start DATA RECORDS
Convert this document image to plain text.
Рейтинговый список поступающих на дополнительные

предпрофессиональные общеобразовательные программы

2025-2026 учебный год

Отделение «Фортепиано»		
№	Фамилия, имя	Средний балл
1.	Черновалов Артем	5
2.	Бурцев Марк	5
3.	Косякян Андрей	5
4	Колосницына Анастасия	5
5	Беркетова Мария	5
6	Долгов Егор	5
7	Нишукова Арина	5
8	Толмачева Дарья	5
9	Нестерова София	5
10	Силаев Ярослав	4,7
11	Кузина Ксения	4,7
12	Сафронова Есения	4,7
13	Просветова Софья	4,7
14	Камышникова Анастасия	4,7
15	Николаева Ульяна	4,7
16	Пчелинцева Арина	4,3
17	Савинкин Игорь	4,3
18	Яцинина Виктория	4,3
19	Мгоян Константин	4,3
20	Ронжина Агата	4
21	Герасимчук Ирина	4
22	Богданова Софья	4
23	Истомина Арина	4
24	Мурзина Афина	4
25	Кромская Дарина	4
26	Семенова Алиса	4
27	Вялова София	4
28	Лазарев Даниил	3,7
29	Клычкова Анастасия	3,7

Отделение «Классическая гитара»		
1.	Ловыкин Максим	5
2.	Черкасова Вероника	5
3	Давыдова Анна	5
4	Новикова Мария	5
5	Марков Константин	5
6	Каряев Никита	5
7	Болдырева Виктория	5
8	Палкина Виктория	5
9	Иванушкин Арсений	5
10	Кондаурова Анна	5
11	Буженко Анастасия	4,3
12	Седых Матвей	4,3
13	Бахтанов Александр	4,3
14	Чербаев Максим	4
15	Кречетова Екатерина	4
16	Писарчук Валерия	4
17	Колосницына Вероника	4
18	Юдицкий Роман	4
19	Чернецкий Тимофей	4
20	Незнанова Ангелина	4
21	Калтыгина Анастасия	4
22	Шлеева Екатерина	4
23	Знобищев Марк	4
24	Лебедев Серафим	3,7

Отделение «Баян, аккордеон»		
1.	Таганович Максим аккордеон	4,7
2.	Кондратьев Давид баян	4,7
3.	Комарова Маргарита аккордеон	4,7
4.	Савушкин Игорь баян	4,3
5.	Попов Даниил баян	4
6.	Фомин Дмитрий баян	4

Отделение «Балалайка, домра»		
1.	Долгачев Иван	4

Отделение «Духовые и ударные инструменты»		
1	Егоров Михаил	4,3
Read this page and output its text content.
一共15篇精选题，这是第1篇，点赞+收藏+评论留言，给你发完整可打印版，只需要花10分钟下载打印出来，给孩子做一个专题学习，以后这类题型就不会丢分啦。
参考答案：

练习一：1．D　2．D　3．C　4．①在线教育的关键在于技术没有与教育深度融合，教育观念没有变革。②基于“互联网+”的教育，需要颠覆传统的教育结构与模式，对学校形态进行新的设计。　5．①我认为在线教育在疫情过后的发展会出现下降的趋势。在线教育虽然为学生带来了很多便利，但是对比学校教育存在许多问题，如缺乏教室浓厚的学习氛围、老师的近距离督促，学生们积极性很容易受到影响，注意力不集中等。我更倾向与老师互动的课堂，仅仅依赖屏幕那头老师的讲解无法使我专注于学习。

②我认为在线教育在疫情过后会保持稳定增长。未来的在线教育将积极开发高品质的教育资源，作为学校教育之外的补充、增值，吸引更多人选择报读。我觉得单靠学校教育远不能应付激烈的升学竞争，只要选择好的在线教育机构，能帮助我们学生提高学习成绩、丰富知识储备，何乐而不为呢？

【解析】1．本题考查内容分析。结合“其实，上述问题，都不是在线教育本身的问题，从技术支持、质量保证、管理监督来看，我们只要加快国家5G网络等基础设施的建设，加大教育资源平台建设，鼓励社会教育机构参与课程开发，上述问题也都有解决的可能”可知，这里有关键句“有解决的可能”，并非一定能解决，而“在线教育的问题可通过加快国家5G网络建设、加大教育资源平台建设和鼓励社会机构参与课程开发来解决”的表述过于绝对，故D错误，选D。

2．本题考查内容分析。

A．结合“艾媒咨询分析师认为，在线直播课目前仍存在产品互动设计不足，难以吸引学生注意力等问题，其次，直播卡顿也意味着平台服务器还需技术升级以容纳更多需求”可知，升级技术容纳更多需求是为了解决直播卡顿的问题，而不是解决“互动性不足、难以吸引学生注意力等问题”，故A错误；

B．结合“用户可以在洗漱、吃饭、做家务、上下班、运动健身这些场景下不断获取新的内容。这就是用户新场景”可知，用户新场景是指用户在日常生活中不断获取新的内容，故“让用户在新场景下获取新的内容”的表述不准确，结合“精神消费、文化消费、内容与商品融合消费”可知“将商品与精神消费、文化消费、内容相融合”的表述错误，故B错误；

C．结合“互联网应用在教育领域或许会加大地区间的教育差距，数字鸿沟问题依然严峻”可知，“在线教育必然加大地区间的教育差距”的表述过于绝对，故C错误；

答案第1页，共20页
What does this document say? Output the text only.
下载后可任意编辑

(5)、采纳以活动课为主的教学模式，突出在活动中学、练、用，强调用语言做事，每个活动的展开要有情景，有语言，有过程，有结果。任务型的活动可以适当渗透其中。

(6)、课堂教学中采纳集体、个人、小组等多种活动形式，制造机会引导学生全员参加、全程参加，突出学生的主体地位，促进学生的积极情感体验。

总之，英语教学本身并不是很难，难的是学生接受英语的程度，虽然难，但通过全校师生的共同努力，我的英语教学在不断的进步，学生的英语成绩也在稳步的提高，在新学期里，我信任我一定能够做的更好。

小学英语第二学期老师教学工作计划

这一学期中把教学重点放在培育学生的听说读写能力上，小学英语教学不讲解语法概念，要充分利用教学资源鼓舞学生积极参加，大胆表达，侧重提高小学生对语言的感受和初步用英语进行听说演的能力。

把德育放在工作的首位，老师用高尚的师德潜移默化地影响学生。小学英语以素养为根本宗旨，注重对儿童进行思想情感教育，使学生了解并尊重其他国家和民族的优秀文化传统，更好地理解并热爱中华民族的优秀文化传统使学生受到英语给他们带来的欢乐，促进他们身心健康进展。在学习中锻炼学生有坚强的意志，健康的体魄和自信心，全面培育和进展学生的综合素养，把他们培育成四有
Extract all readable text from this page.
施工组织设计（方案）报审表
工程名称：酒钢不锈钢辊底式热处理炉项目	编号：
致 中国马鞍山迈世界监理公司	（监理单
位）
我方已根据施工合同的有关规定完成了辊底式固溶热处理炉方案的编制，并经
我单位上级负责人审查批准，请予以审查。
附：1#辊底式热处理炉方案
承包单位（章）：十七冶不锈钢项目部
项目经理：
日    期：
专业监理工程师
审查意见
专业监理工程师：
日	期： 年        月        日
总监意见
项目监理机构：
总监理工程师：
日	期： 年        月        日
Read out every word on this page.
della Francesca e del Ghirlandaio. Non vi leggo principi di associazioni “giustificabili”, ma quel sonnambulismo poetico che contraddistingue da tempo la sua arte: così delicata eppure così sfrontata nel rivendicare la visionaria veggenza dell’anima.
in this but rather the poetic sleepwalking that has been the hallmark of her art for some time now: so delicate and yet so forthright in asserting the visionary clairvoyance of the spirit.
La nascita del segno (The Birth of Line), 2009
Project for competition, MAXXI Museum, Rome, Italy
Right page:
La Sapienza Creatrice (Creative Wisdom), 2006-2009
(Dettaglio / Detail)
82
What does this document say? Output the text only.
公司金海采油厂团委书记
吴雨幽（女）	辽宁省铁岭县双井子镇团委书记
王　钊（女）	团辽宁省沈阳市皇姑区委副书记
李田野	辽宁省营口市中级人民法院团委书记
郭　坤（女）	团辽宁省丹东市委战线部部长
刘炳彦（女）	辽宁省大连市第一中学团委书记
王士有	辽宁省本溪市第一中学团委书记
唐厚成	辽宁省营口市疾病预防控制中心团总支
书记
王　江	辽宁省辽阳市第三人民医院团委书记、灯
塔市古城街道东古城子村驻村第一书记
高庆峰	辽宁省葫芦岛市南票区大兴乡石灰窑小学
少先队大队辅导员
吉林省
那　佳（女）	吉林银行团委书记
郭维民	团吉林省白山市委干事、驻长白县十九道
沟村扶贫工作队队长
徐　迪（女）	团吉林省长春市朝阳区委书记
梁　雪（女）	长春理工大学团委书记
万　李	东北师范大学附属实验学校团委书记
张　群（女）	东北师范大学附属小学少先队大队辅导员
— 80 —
end DATA RECORDS
Read the entries and select each line where the word "Вероника" is found.

> [OUTPUT OF THE EXERCISE]:
2.	Черкасова Вероника	5
17	Колосницына Вероника	4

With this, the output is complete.